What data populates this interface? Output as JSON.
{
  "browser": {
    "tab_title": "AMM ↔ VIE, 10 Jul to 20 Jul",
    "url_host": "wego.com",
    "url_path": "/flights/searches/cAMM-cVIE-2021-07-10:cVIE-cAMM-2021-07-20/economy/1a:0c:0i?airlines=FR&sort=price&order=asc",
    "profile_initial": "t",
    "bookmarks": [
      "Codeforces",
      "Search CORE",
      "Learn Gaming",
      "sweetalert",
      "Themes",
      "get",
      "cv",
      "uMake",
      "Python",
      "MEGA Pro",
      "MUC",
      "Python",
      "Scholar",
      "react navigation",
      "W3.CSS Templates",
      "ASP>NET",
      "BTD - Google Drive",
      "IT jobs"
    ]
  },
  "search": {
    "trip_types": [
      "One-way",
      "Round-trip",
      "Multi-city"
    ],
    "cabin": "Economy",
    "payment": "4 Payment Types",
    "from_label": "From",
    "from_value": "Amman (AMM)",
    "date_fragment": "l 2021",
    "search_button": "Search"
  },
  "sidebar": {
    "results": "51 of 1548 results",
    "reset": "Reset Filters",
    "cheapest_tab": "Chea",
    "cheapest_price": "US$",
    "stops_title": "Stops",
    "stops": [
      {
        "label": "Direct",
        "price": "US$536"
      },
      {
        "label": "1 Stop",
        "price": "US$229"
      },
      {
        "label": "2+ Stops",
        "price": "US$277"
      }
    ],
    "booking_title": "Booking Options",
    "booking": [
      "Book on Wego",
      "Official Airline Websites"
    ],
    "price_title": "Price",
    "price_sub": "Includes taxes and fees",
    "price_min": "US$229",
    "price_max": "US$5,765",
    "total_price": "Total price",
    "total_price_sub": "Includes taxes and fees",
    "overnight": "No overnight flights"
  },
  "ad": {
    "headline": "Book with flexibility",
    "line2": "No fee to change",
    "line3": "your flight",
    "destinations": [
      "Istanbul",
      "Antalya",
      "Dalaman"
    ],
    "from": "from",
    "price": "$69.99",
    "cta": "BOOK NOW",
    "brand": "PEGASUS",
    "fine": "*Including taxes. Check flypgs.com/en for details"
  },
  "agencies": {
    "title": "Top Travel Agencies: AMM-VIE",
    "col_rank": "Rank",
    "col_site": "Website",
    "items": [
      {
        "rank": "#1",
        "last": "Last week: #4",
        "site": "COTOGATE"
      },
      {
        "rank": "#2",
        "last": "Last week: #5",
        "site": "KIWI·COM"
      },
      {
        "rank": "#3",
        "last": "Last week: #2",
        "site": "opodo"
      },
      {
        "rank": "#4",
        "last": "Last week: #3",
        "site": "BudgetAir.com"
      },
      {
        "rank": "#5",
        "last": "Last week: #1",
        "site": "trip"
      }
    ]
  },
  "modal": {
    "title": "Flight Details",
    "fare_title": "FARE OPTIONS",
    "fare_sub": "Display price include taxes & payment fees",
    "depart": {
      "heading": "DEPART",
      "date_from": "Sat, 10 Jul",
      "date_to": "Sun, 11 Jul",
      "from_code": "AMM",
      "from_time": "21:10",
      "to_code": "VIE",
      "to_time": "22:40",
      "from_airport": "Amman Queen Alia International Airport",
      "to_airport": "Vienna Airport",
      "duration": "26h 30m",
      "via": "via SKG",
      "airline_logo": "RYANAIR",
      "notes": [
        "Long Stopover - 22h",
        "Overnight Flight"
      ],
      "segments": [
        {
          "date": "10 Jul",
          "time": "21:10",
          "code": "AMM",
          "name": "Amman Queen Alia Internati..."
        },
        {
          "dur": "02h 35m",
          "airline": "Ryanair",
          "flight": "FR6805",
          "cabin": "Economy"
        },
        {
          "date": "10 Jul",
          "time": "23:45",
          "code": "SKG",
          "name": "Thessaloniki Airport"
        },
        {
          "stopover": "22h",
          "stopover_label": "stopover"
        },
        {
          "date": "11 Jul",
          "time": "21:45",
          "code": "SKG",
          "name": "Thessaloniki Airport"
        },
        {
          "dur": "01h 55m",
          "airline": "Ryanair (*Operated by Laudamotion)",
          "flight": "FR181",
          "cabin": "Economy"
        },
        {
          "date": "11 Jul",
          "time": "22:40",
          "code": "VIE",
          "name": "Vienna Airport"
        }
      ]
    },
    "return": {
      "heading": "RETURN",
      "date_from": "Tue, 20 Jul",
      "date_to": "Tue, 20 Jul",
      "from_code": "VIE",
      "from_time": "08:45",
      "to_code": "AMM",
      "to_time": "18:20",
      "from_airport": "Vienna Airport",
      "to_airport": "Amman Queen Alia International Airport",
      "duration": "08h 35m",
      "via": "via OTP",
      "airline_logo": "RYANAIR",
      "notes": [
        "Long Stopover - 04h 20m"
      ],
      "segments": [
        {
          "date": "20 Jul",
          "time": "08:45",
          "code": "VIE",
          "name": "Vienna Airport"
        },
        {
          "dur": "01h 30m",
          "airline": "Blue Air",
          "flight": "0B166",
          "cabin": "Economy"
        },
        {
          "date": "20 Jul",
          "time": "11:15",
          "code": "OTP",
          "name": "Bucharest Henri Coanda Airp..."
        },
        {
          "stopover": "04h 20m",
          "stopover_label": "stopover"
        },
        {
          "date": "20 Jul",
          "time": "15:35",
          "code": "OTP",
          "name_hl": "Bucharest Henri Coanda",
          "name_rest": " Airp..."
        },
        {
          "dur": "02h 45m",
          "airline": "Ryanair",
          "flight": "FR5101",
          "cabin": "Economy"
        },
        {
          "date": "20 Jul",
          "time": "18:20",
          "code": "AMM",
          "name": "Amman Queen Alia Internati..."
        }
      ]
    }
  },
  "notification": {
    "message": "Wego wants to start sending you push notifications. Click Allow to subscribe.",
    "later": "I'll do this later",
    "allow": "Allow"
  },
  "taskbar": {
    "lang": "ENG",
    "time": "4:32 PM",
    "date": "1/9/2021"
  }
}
____
= STATED TASK =
In the records above, locate every line with the string "Airport" and copy it.

= IN RESPONSE =
      "from_airport": "Amman Queen Alia International Airport",
      "to_airport": "Vienna Airport",
          "name": "Thessaloniki Airport"
          "name": "Thessaloniki Airport"
          "name": "Vienna Airport"
      "from_airport": "Vienna Airport",
      "to_airport": "Amman Queen Alia International Airport",
          "name": "Vienna Airport"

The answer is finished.